━━━ Material for this exercise

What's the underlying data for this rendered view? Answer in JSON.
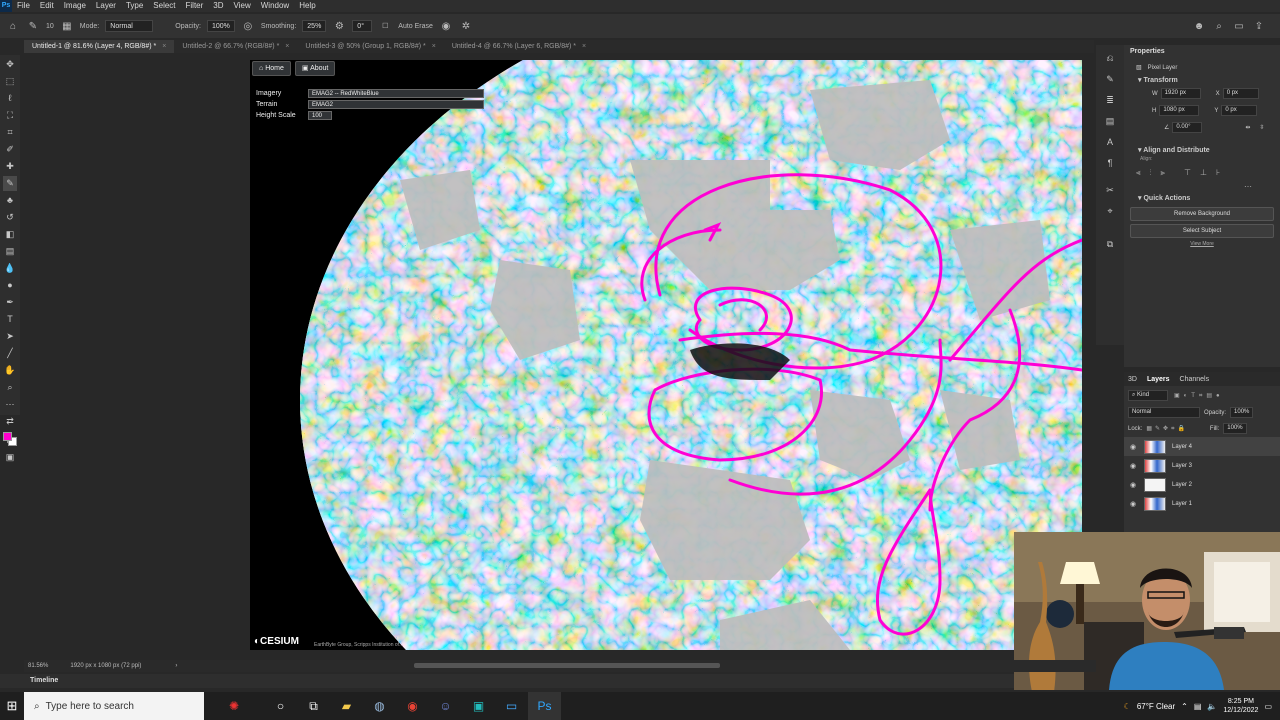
{
  "app": {
    "logo": "Ps"
  },
  "menu": [
    "File",
    "Edit",
    "Image",
    "Layer",
    "Type",
    "Select",
    "Filter",
    "3D",
    "View",
    "Window",
    "Help"
  ],
  "options_bar": {
    "mode_label": "Mode:",
    "mode_value": "Normal",
    "opacity_label": "Opacity:",
    "opacity_value": "100%",
    "smoothing_label": "Smoothing:",
    "smoothing_value": "25%",
    "angle_value": "0°",
    "auto_erase_label": "Auto Erase",
    "brush_size": "10"
  },
  "tabs": [
    {
      "label": "Untitled-1 @ 81.6% (Layer 4, RGB/8#) *",
      "active": true
    },
    {
      "label": "Untitled-2 @ 66.7% (RGB/8#) *",
      "active": false
    },
    {
      "label": "Untitled-3 @ 50% (Group 1, RGB/8#) *",
      "active": false
    },
    {
      "label": "Untitled-4 @ 66.7% (Layer 6, RGB/8#) *",
      "active": false
    }
  ],
  "cesium": {
    "home_label": "Home",
    "about_label": "About",
    "imagery_label": "Imagery",
    "imagery_value": "EMAG2 -- RedWhiteBlue",
    "terrain_label": "Terrain",
    "terrain_value": "EMAG2",
    "height_label": "Height Scale",
    "height_value": "100",
    "logo_text": "CESIUM",
    "credit": "EarthByte Group, Scripps Institution of..."
  },
  "properties": {
    "tab_label": "Properties",
    "kind_label": "Pixel Layer",
    "transform_label": "Transform",
    "w_label": "W",
    "w_value": "1920 px",
    "h_label": "H",
    "h_value": "1080 px",
    "x_label": "X",
    "x_value": "0 px",
    "y_label": "Y",
    "y_value": "0 px",
    "angle_value": "0.00°",
    "align_label": "Align and Distribute",
    "align_sub": "Align:",
    "quick_label": "Quick Actions",
    "remove_bg": "Remove Background",
    "select_subject": "Select Subject",
    "view_more": "View More"
  },
  "layers_panel": {
    "tabs": [
      "3D",
      "Layers",
      "Channels"
    ],
    "kind": "Kind",
    "blend": "Normal",
    "opacity_label": "Opacity:",
    "opacity_value": "100%",
    "lock_label": "Lock:",
    "fill_label": "Fill:",
    "fill_value": "100%",
    "layers": [
      {
        "name": "Layer 4",
        "selected": true
      },
      {
        "name": "Layer 3",
        "selected": false
      },
      {
        "name": "Layer 2",
        "selected": false
      },
      {
        "name": "Layer 1",
        "selected": false
      }
    ]
  },
  "status": {
    "zoom": "81.56%",
    "doc_size": "1920 px x 1080 px (72 ppi)"
  },
  "timeline_label": "Timeline",
  "taskbar": {
    "search_placeholder": "Type here to search",
    "weather": "67°F Clear",
    "time": "8:25 PM",
    "date": "12/12/2022"
  },
  "colors": {
    "foreground": "#ff00cc",
    "background": "#ffffff",
    "annotation": "#ff00d4"
  }
}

━━━━━━

* **Given request**
Write the entries above out again exactly, but not the pictures.

* **Task result**
What's the underlying data for this rendered view? Answer in JSON.
{
  "app": {
    "logo": "Ps"
  },
  "menu": [
    "File",
    "Edit",
    "Image",
    "Layer",
    "Type",
    "Select",
    "Filter",
    "3D",
    "View",
    "Window",
    "Help"
  ],
  "options_bar": {
    "mode_label": "Mode:",
    "mode_value": "Normal",
    "opacity_label": "Opacity:",
    "opacity_value": "100%",
    "smoothing_label": "Smoothing:",
    "smoothing_value": "25%",
    "angle_value": "0°",
    "auto_erase_label": "Auto Erase",
    "brush_size": "10"
  },
  "tabs": [
    {
      "label": "Untitled-1 @ 81.6% (Layer 4, RGB/8#) *",
      "active": true
    },
    {
      "label": "Untitled-2 @ 66.7% (RGB/8#) *",
      "active": false
    },
    {
      "label": "Untitled-3 @ 50% (Group 1, RGB/8#) *",
      "active": false
    },
    {
      "label": "Untitled-4 @ 66.7% (Layer 6, RGB/8#) *",
      "active": false
    }
  ],
  "cesium": {
    "home_label": "Home",
    "about_label": "About",
    "imagery_label": "Imagery",
    "imagery_value": "EMAG2 -- RedWhiteBlue",
    "terrain_label": "Terrain",
    "terrain_value": "EMAG2",
    "height_label": "Height Scale",
    "height_value": "100",
    "logo_text": "CESIUM",
    "credit": "EarthByte Group, Scripps Institution of..."
  },
  "properties": {
    "tab_label": "Properties",
    "kind_label": "Pixel Layer",
    "transform_label": "Transform",
    "w_label": "W",
    "w_value": "1920 px",
    "h_label": "H",
    "h_value": "1080 px",
    "x_label": "X",
    "x_value": "0 px",
    "y_label": "Y",
    "y_value": "0 px",
    "angle_value": "0.00°",
    "align_label": "Align and Distribute",
    "align_sub": "Align:",
    "quick_label": "Quick Actions",
    "remove_bg": "Remove Background",
    "select_subject": "Select Subject",
    "view_more": "View More"
  },
  "layers_panel": {
    "tabs": [
      "3D",
      "Layers",
      "Channels"
    ],
    "kind": "Kind",
    "blend": "Normal",
    "opacity_label": "Opacity:",
    "opacity_value": "100%",
    "lock_label": "Lock:",
    "fill_label": "Fill:",
    "fill_value": "100%",
    "layers": [
      {
        "name": "Layer 4",
        "selected": true
      },
      {
        "name": "Layer 3",
        "selected": false
      },
      {
        "name": "Layer 2",
        "selected": false
      },
      {
        "name": "Layer 1",
        "selected": false
      }
    ]
  },
  "status": {
    "zoom": "81.56%",
    "doc_size": "1920 px x 1080 px (72 ppi)"
  },
  "timeline_label": "Timeline",
  "taskbar": {
    "search_placeholder": "Type here to search",
    "weather": "67°F Clear",
    "time": "8:25 PM",
    "date": "12/12/2022"
  },
  "colors": {
    "foreground": "#ff00cc",
    "background": "#ffffff",
    "annotation": "#ff00d4"
  }
}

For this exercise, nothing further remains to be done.